>> start STORED DATA

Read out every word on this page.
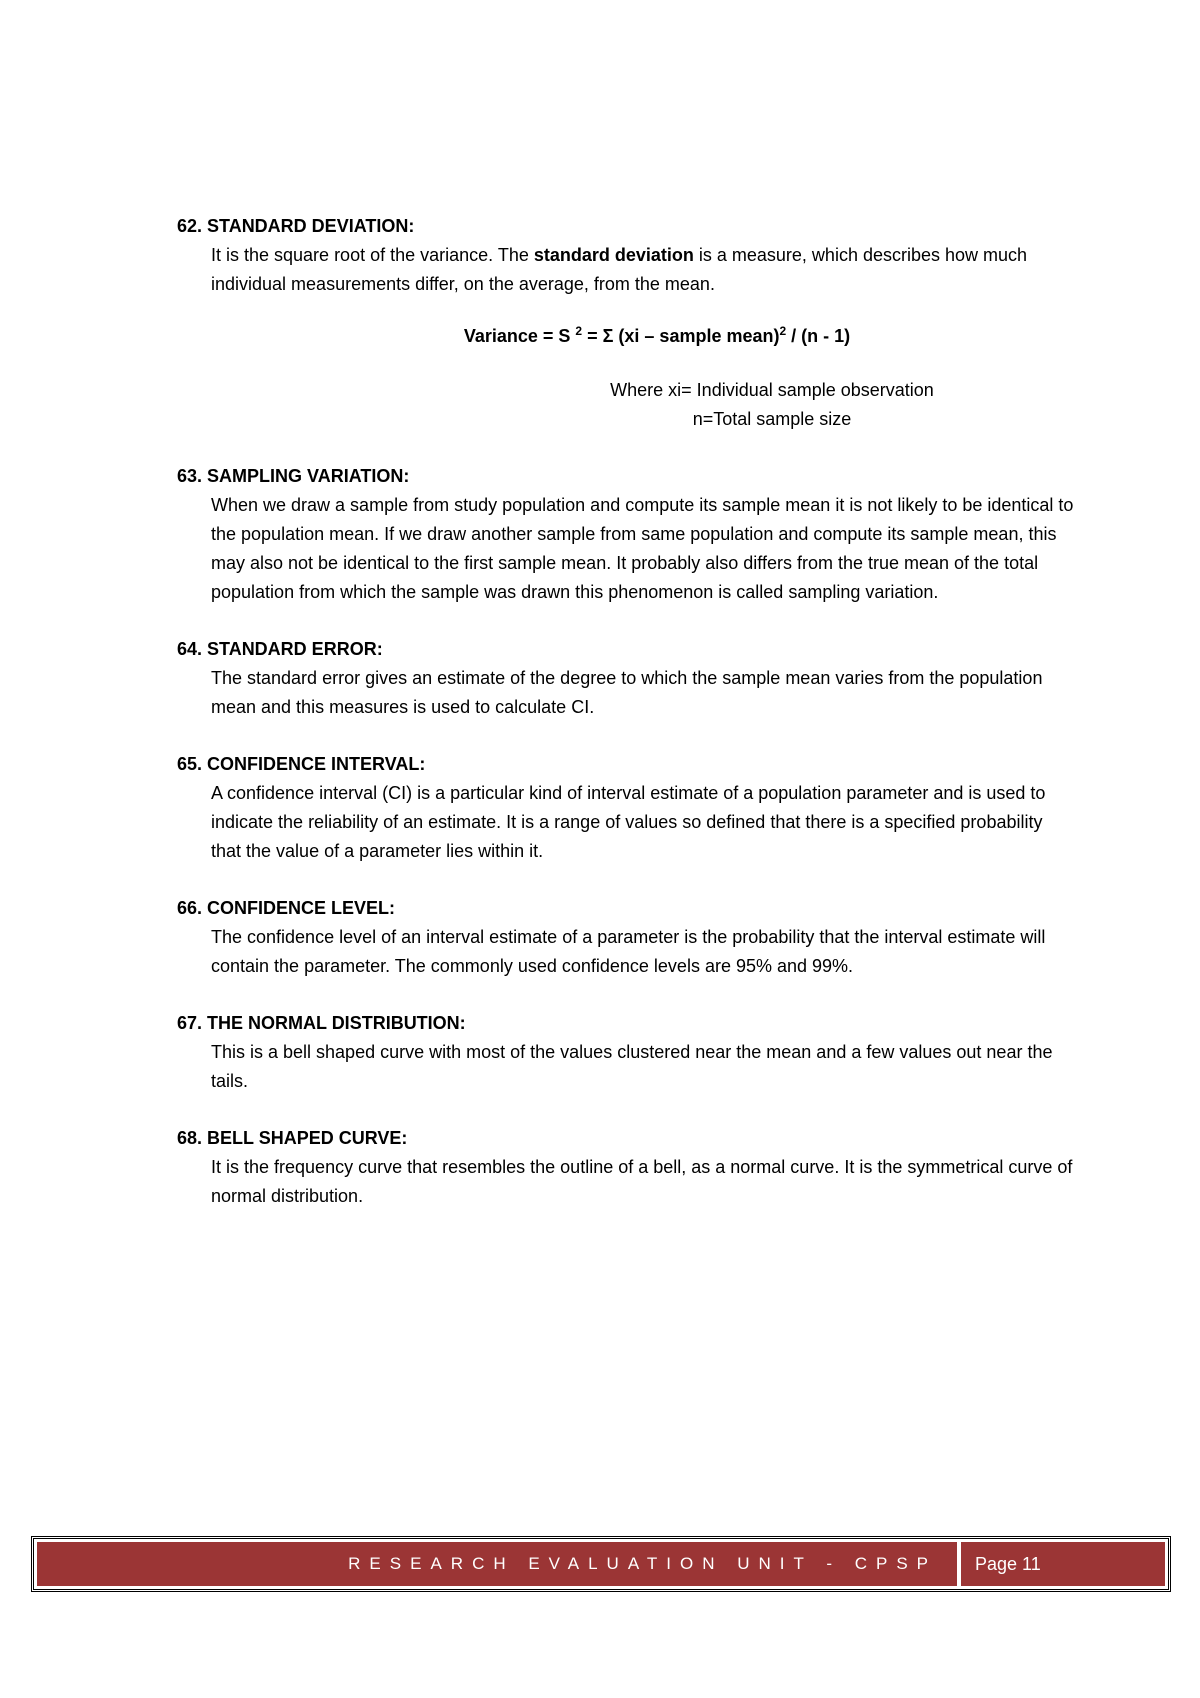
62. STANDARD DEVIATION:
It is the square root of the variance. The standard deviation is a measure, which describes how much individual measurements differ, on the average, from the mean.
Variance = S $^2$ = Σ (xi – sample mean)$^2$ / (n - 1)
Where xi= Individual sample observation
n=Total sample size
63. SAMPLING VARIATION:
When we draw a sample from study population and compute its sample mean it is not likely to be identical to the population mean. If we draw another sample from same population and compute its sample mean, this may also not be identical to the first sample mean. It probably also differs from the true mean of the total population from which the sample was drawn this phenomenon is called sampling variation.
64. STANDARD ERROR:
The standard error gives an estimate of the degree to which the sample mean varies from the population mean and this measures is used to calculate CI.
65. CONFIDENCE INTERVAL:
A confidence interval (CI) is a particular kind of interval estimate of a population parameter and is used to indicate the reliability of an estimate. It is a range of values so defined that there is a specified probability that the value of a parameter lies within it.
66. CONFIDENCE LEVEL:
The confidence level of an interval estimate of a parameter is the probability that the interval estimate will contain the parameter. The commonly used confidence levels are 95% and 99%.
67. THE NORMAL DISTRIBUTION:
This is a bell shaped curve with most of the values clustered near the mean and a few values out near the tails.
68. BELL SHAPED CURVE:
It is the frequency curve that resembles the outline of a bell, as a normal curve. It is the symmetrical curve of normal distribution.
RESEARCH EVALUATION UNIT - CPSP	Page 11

>> end STORED DATA
>> start STORED DATA

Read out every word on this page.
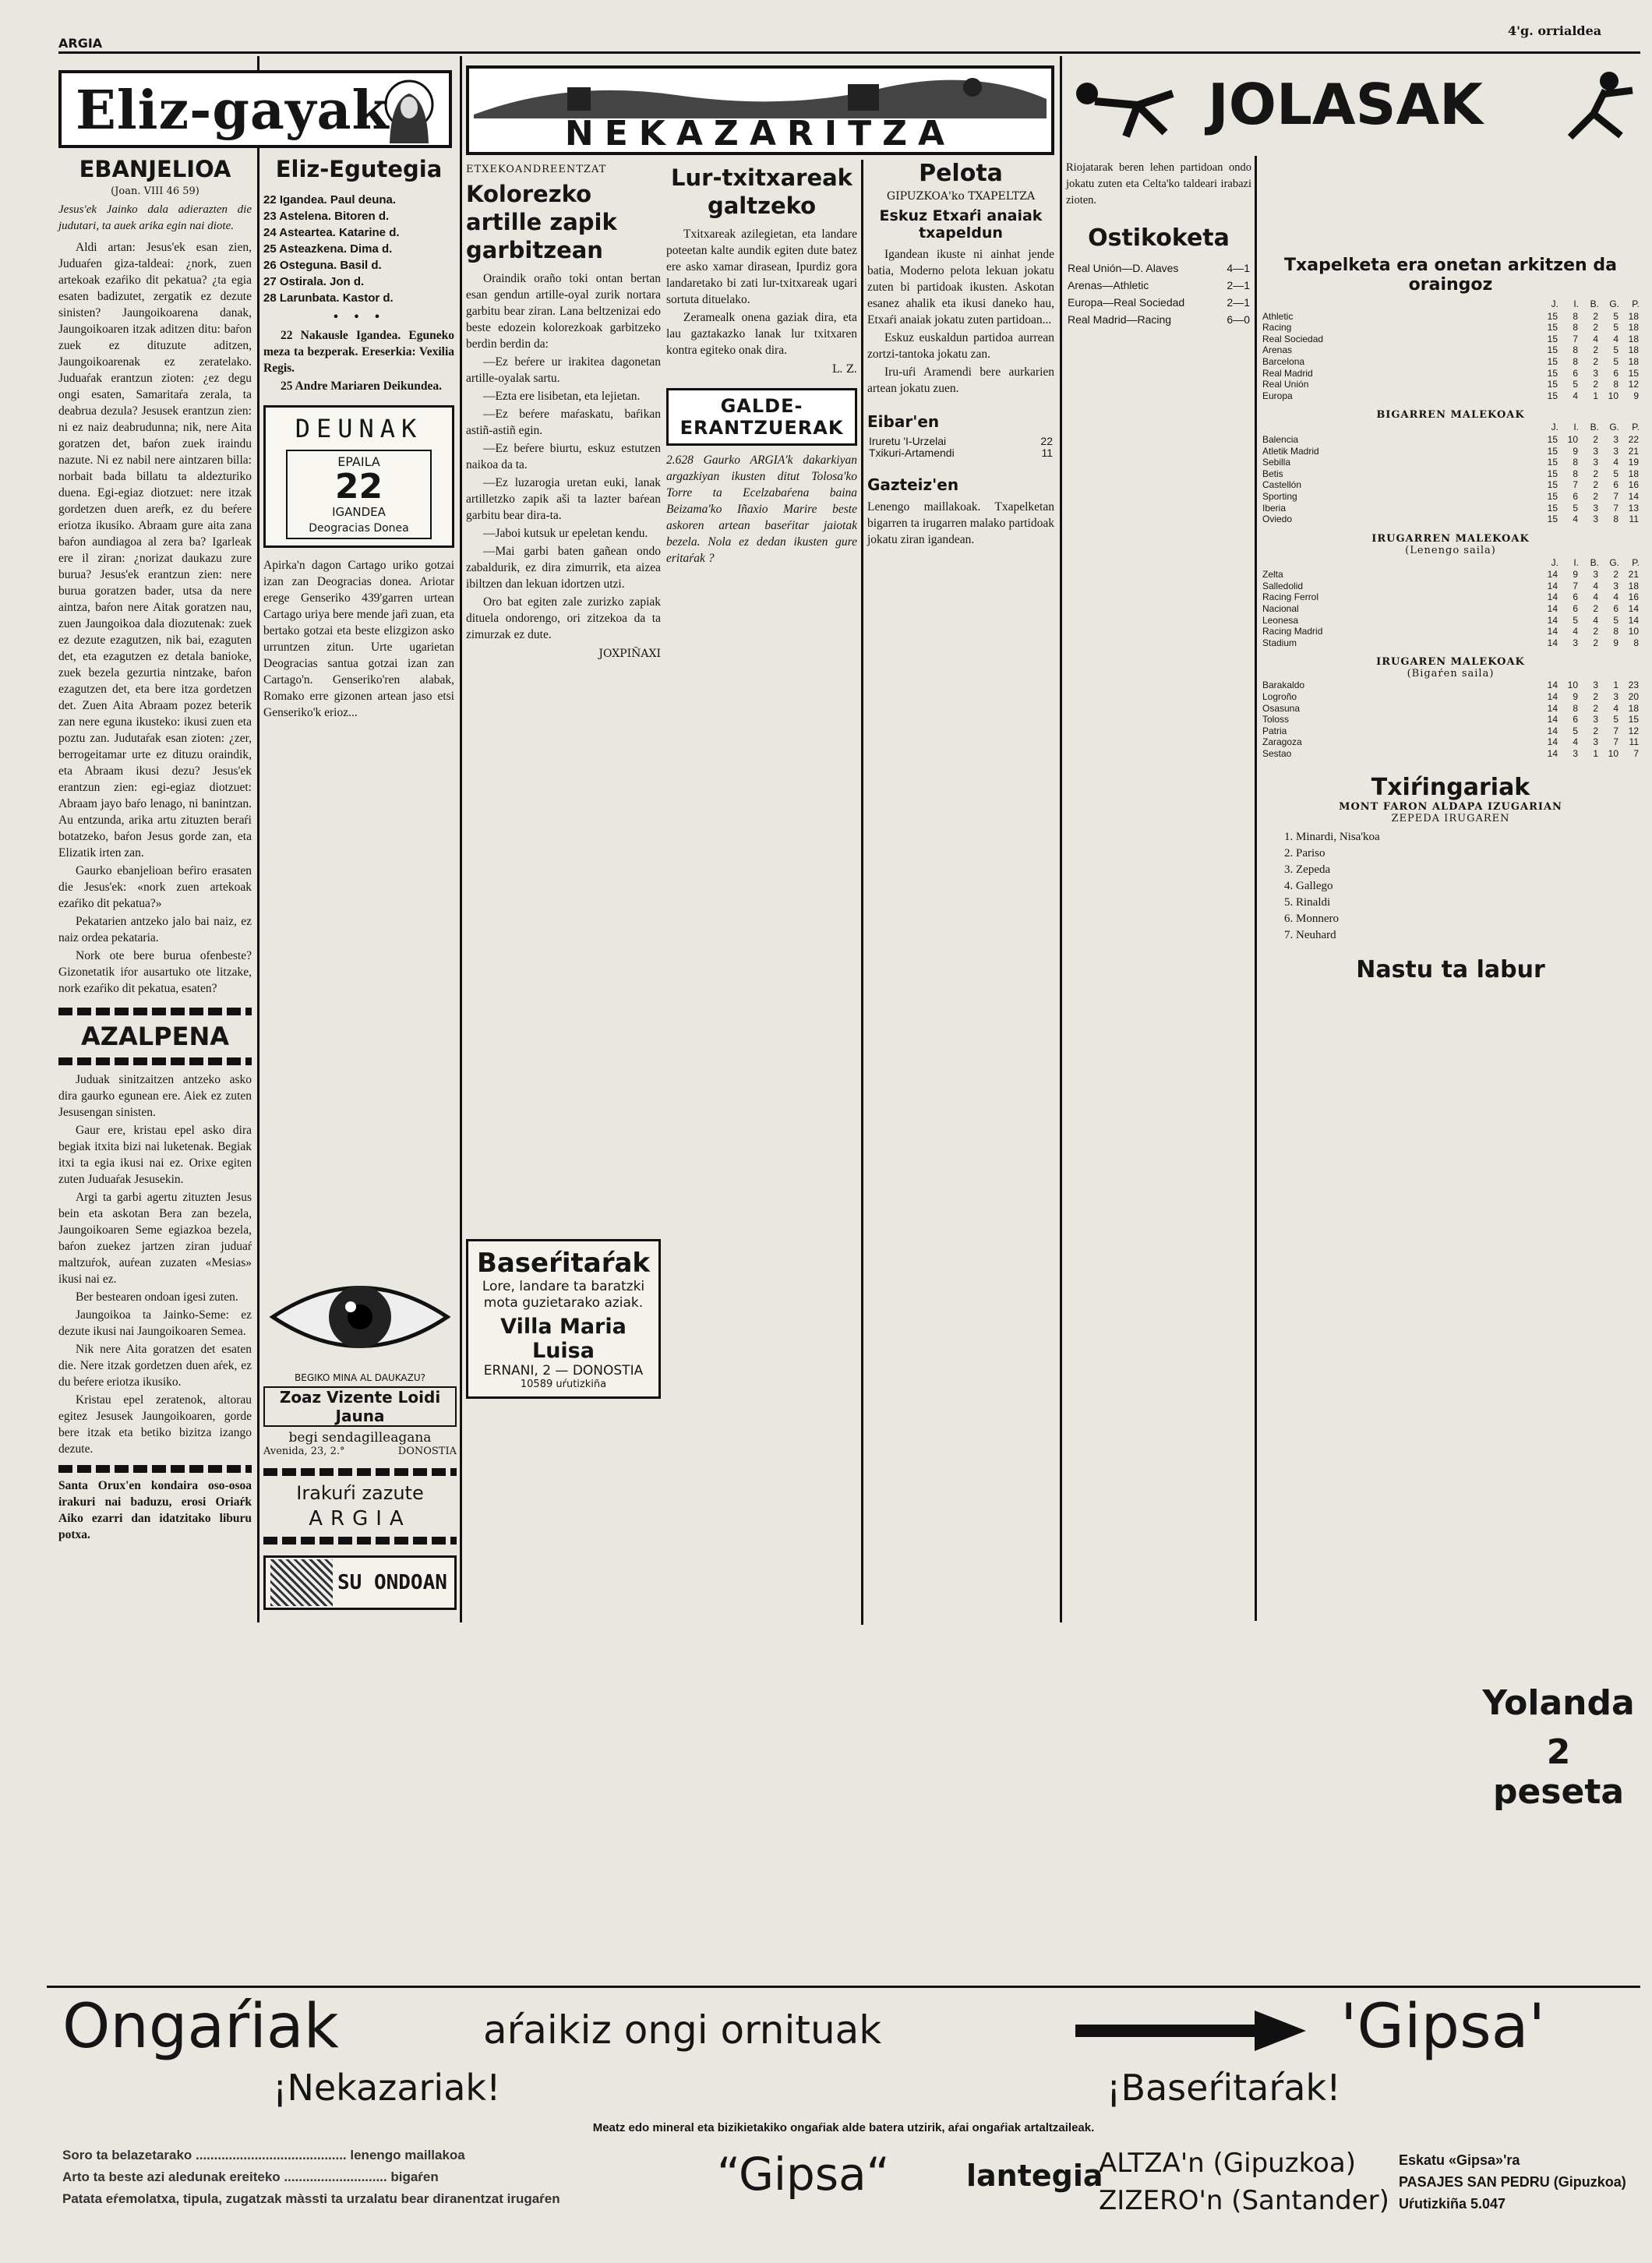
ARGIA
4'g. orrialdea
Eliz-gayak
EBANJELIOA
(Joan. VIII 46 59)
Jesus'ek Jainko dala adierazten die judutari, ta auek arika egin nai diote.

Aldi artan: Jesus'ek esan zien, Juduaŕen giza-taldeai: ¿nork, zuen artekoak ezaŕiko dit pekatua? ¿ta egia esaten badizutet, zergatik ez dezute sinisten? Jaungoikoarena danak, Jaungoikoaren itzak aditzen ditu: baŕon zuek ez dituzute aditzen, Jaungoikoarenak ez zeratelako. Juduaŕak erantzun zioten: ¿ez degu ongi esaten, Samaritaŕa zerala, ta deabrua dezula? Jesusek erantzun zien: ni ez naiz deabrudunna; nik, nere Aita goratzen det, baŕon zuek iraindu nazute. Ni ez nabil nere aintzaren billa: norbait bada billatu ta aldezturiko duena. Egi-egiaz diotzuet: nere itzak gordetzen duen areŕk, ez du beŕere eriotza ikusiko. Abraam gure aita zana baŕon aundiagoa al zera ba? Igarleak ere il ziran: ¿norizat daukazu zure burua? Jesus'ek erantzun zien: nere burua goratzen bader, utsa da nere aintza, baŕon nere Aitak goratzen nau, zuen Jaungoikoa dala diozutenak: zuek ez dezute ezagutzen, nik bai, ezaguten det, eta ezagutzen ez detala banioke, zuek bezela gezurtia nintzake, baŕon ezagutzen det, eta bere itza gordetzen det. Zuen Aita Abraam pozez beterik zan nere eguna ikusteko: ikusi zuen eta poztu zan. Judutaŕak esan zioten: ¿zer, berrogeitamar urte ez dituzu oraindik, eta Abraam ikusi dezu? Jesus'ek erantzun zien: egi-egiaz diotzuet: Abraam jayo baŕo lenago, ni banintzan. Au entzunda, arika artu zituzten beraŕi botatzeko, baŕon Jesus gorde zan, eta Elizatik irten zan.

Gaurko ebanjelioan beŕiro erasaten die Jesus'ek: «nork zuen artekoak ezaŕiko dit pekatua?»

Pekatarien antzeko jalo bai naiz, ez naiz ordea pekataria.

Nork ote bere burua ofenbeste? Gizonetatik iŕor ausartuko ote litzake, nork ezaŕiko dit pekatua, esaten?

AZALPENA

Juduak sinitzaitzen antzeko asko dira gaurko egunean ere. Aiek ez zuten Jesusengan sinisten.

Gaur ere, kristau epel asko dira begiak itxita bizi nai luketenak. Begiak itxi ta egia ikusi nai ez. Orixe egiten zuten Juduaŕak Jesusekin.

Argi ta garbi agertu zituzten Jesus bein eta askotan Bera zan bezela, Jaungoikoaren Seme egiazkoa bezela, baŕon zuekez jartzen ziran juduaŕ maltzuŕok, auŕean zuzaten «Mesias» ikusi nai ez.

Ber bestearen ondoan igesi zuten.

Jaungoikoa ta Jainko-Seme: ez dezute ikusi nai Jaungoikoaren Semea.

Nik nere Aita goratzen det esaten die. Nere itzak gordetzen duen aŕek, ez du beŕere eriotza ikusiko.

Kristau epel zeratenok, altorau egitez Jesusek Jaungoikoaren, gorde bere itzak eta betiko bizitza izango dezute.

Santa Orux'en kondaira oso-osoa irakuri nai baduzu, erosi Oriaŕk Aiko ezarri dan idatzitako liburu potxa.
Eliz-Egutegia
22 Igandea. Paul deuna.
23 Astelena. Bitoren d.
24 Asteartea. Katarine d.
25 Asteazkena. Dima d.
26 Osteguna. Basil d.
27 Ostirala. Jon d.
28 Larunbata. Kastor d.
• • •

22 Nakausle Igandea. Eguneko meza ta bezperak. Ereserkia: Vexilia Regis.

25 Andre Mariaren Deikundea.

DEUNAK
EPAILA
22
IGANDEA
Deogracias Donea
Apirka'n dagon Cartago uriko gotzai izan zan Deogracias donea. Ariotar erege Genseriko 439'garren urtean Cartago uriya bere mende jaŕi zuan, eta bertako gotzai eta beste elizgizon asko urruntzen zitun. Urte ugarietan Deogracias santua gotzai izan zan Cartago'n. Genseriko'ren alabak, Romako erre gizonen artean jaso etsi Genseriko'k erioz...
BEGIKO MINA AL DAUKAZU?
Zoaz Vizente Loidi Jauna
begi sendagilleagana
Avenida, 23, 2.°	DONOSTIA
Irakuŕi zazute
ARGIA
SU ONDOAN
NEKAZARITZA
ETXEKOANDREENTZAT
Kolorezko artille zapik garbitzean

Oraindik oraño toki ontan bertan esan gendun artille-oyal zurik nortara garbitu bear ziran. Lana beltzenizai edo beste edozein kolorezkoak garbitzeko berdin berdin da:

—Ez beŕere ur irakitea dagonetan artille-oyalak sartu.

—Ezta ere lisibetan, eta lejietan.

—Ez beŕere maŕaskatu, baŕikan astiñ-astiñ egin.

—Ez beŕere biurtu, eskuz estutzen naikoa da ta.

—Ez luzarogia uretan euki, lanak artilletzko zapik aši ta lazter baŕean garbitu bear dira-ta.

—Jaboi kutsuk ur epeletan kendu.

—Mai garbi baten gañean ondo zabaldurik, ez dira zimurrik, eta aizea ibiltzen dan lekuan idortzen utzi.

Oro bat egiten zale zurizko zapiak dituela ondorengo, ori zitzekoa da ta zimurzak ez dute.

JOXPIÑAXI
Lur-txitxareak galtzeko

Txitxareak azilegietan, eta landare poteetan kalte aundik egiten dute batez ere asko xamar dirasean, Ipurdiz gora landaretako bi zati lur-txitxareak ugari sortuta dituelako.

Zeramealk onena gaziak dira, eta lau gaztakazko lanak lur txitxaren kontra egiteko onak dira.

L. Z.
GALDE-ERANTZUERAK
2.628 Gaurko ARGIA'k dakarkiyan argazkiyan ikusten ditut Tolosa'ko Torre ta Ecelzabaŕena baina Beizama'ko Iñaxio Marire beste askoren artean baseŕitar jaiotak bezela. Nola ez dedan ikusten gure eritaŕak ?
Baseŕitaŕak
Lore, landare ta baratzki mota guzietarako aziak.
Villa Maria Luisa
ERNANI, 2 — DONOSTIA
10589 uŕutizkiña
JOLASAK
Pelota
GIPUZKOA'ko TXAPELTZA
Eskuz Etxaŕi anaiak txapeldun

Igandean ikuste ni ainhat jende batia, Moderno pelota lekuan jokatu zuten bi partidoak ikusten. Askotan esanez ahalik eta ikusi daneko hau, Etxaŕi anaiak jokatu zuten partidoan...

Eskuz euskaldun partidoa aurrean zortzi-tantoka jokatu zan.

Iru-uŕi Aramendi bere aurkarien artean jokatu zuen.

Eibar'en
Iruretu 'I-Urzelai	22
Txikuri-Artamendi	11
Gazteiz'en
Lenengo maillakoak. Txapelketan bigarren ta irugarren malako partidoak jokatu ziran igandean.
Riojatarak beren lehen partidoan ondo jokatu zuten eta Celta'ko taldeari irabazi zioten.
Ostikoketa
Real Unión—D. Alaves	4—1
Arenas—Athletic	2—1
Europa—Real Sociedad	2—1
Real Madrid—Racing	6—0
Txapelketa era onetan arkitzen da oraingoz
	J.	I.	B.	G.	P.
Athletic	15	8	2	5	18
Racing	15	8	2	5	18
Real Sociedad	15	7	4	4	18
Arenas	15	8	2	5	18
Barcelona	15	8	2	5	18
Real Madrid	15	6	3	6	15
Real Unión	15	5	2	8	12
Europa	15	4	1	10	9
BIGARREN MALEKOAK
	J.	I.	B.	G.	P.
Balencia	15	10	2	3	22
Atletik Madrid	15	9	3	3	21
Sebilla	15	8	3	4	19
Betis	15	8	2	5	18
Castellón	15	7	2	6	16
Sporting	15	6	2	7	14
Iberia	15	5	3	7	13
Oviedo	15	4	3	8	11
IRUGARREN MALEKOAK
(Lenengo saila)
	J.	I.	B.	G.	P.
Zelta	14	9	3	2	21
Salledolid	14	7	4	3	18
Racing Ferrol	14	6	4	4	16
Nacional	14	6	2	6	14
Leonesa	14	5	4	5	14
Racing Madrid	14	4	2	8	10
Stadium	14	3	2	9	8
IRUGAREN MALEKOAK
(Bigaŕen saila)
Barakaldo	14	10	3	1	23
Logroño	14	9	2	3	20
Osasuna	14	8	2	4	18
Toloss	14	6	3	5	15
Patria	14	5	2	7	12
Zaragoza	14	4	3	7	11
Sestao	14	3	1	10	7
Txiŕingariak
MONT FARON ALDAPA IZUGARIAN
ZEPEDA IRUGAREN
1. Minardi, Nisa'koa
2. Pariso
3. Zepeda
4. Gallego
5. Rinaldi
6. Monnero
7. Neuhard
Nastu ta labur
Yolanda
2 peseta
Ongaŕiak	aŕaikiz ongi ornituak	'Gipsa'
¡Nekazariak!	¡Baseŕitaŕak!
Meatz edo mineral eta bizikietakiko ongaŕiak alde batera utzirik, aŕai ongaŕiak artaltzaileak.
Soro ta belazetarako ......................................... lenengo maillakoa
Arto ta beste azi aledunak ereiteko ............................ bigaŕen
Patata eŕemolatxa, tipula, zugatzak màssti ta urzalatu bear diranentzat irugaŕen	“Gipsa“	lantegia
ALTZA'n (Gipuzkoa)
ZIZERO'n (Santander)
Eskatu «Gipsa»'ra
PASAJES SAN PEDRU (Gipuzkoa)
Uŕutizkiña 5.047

>> end STORED DATA

Pick out and copy the lines of the entries that hold the string "gure".

Aldi artan: Jesus'ek esan zien, Juduaŕen giza-taldeai: ¿nork, zuen artekoak ezaŕiko dit pekatua? ¿ta egia esaten badizutet, zergatik ez dezute sinisten? Jaungoikoarena danak, Jaungoikoaren itzak aditzen ditu: baŕon zuek ez dituzute aditzen, Jaungoikoarenak ez zeratelako. Juduaŕak erantzun zioten: ¿ez degu ongi esaten, Samaritaŕa zerala, ta deabrua dezula? Jesusek erantzun zien: ni ez naiz deabrudunna; nik, nere Aita goratzen det, baŕon zuek iraindu nazute. Ni ez nabil nere aintzaren billa: norbait bada billatu ta aldezturiko duena. Egi-egiaz diotzuet: nere itzak gordetzen duen areŕk, ez du beŕere eriotza ikusiko. Abraam gure aita zana baŕon aundiagoa al zera ba? Igarleak ere il ziran: ¿norizat daukazu zure burua? Jesus'ek erantzun zien: nere burua goratzen bader, utsa da nere aintza, baŕon nere Aitak goratzen nau, zuen Jaungoikoa dala diozutenak: zuek ez dezute ezagutzen, nik bai, ezaguten det, eta ezagutzen ez detala banioke, zuek bezela gezurtia nintzake, baŕon ezagutzen det, eta bere itza gordetzen det. Zuen Aita Abraam pozez beterik zan nere eguna ikusteko: ikusi zuen eta poztu zan. Judutaŕak esan zioten: ¿zer, berrogeitamar urte ez dituzu oraindik, eta Abraam ikusi dezu? Jesus'ek erantzun zien: egi-egiaz diotzuet: Abraam jayo baŕo lenago, ni banintzan. Au entzunda, arika artu zituzten beraŕi botatzeko, baŕon Jesus gorde zan, eta Elizatik irten zan.
2.628 Gaurko ARGIA'k dakarkiyan argazkiyan ikusten ditut Tolosa'ko Torre ta Ecelzabaŕena baina Beizama'ko Iñaxio Marire beste askoren artean baseŕitar jaiotak bezela. Nola ez dedan ikusten gure eritaŕak ?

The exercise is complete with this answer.